* **Material provided**:
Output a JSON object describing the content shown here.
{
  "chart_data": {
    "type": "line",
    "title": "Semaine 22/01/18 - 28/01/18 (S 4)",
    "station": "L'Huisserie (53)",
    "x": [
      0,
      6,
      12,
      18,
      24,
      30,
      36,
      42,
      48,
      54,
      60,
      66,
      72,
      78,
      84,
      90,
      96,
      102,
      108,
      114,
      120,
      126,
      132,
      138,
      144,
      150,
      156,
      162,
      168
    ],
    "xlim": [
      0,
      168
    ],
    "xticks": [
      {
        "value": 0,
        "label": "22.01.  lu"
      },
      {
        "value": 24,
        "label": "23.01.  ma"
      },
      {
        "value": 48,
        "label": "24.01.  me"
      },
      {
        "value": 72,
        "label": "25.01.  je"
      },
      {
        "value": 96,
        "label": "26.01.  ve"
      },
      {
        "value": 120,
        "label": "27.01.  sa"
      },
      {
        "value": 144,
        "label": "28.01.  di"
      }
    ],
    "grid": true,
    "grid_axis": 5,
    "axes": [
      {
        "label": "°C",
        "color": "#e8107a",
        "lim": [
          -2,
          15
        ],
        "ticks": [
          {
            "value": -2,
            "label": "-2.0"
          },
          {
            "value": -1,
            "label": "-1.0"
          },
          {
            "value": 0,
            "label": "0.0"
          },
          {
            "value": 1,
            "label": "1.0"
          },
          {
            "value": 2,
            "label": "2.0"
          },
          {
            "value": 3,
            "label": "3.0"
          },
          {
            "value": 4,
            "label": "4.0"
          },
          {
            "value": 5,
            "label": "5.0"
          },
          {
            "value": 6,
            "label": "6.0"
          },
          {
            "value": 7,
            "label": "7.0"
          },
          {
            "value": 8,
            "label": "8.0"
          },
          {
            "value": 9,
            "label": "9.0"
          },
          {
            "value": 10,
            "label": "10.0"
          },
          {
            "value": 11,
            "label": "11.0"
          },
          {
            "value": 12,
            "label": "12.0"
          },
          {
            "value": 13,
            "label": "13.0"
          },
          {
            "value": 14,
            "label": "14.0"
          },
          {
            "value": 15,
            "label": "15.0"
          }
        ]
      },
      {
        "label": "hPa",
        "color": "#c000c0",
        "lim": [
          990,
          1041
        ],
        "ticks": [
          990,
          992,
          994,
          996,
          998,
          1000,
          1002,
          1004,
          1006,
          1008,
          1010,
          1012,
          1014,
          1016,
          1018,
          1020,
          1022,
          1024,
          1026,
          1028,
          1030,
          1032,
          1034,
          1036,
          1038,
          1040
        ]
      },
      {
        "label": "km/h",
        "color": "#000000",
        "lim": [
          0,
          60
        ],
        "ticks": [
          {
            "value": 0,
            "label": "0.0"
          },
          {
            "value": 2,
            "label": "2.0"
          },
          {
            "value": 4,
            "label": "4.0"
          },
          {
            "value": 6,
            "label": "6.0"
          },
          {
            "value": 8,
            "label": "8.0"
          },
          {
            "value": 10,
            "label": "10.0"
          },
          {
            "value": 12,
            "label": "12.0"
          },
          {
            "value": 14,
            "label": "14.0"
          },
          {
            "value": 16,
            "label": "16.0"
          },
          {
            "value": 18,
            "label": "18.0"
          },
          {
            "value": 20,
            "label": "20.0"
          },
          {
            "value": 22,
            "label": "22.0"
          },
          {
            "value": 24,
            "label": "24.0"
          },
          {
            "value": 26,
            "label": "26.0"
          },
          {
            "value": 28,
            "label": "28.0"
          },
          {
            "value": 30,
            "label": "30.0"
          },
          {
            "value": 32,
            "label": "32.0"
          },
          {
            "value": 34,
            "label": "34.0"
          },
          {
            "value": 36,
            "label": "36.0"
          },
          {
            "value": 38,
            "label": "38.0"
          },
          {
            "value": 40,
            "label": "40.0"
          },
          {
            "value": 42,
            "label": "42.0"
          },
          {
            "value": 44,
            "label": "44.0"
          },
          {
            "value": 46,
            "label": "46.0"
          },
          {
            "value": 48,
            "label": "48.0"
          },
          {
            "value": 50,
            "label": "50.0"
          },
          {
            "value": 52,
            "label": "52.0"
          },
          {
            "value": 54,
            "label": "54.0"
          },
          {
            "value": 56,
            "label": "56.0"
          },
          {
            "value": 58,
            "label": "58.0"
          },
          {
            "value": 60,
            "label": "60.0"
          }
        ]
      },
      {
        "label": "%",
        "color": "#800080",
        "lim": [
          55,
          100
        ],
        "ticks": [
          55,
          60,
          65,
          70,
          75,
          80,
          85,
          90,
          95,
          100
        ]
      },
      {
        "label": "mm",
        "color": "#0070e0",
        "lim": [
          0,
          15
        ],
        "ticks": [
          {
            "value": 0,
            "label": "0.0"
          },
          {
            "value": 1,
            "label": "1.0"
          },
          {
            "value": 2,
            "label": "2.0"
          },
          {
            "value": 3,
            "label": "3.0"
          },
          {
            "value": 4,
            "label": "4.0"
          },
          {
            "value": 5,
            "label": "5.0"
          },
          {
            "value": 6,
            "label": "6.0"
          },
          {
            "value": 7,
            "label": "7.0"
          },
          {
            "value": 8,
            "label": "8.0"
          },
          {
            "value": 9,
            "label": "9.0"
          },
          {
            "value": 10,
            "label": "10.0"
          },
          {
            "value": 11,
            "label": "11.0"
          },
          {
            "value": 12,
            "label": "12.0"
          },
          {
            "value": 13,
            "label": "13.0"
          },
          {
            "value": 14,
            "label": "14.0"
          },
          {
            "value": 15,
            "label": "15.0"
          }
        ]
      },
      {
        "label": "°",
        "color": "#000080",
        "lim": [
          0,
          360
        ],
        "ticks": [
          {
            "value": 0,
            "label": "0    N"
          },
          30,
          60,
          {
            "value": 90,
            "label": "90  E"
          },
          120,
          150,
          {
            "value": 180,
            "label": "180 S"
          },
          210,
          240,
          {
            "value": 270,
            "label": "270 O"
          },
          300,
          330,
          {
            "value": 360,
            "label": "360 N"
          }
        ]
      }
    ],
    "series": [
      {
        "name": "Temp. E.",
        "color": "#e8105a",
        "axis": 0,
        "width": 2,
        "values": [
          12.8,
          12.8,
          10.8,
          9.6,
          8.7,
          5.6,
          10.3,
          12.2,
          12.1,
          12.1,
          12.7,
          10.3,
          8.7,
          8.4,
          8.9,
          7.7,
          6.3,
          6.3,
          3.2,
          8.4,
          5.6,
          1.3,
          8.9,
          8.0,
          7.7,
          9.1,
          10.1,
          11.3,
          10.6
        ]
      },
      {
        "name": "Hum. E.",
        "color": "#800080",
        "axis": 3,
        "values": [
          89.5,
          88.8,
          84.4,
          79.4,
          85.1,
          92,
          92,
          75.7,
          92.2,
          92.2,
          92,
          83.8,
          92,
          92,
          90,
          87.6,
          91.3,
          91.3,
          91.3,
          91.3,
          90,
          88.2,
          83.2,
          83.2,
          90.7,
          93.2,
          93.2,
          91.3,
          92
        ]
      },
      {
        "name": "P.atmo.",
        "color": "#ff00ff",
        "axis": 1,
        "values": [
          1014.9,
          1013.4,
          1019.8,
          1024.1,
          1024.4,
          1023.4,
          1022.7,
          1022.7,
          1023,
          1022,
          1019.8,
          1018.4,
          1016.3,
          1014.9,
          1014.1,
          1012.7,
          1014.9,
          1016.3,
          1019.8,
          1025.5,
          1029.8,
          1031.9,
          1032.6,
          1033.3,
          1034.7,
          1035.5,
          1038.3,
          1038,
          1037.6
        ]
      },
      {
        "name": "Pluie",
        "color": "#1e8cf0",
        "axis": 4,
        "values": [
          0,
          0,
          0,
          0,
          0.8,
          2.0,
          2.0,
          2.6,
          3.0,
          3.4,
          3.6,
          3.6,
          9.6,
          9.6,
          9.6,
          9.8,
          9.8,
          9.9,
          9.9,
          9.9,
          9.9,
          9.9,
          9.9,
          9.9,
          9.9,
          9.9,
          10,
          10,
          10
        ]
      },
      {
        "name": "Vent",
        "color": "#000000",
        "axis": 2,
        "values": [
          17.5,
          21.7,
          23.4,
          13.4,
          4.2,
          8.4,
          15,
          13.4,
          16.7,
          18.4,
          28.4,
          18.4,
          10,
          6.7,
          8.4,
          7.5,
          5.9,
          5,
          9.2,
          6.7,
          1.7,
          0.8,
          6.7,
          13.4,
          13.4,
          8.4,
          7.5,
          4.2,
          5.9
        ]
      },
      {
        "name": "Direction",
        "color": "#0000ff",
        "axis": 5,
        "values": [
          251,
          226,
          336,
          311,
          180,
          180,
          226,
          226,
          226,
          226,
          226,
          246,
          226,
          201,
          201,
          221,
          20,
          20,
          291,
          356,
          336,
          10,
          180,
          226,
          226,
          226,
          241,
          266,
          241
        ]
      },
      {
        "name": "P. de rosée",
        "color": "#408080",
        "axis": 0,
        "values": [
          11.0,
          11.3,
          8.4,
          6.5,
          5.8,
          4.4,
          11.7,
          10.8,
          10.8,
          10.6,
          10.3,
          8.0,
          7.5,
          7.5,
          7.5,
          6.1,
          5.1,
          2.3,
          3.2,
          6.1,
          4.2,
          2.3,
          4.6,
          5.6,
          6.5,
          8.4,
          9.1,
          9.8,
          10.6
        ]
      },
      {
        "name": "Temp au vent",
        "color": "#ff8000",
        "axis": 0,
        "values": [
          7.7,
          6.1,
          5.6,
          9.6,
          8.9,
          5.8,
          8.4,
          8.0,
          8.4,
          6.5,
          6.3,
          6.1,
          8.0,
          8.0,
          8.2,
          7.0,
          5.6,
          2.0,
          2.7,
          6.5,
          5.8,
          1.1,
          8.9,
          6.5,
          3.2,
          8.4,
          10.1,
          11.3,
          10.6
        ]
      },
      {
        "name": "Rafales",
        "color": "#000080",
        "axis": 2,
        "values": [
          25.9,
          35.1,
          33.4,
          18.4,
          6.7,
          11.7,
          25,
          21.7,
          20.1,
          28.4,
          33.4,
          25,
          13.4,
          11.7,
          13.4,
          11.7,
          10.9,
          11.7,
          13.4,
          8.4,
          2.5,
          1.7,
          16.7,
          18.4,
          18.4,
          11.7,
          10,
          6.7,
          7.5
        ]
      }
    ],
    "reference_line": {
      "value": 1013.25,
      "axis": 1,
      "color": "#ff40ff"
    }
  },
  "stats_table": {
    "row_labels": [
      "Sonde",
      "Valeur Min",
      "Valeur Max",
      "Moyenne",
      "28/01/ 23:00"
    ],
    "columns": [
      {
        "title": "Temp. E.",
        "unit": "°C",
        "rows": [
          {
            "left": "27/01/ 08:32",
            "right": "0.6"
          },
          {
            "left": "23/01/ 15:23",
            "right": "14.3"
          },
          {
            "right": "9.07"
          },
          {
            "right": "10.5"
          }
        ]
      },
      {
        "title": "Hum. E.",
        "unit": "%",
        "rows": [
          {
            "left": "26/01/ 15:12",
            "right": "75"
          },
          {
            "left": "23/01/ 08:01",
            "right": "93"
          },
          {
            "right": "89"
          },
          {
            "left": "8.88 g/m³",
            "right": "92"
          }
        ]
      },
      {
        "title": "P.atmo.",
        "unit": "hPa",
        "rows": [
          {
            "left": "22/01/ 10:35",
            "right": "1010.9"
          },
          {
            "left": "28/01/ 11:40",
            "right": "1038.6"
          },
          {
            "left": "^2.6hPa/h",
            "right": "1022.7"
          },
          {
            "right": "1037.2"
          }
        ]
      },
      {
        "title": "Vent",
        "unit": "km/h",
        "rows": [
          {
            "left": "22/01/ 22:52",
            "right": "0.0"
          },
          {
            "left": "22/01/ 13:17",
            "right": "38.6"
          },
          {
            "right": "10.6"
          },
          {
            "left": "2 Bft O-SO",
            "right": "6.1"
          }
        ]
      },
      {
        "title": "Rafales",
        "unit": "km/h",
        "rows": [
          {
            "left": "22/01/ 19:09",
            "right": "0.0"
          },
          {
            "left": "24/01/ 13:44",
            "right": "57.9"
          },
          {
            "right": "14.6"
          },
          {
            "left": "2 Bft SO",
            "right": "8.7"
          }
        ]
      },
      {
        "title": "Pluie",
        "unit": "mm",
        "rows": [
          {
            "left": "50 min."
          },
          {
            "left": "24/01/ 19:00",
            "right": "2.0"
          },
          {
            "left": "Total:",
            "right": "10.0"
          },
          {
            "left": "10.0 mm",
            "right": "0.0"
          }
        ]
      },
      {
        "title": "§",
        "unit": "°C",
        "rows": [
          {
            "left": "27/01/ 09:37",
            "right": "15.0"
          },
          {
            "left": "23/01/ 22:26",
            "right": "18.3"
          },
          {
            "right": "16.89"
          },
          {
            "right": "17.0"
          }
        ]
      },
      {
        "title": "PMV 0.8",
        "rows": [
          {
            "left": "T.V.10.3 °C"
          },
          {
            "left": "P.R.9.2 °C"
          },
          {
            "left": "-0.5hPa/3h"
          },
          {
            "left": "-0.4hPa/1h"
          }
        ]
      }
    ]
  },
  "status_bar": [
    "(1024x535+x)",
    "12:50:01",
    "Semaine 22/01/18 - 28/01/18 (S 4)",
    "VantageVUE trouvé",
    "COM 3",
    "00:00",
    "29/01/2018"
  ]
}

* **What you will do**: Track down every line with the word "unit" and copy it.

* **Solved exercise**:
        "unit": "°C",
        "unit": "%",
        "unit": "hPa",
        "unit": "km/h",
        "unit": "km/h",
        "unit": "mm",
        "unit": "°C",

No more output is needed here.